What is the number of lines containing the word "Records"? Please answer with that number and nothing more.

╭─ SUPPLIED ENTRIES

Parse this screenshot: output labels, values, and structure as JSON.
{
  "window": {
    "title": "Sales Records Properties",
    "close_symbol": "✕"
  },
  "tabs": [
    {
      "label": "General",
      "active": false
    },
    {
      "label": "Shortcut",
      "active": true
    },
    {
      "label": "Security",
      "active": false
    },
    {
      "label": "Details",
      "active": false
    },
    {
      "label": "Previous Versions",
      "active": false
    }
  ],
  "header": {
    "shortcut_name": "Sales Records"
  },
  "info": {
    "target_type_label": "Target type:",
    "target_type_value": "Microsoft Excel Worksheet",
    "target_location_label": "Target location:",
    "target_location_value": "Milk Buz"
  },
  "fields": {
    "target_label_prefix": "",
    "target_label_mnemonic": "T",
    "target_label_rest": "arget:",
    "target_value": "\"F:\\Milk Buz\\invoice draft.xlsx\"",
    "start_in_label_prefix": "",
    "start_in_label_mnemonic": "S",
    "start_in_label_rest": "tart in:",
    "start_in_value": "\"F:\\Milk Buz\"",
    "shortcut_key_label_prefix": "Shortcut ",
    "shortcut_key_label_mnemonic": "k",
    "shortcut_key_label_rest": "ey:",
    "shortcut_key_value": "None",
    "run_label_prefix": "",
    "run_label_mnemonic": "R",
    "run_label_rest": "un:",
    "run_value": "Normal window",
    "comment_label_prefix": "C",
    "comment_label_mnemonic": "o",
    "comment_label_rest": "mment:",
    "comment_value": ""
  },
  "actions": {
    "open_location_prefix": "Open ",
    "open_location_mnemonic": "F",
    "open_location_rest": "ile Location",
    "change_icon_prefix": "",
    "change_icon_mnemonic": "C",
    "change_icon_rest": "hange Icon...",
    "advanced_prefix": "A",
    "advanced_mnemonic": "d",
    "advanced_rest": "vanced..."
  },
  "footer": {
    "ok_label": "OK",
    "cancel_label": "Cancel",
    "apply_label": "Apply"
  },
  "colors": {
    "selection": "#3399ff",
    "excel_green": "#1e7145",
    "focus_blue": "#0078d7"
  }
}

╰─

> RESPONSE
2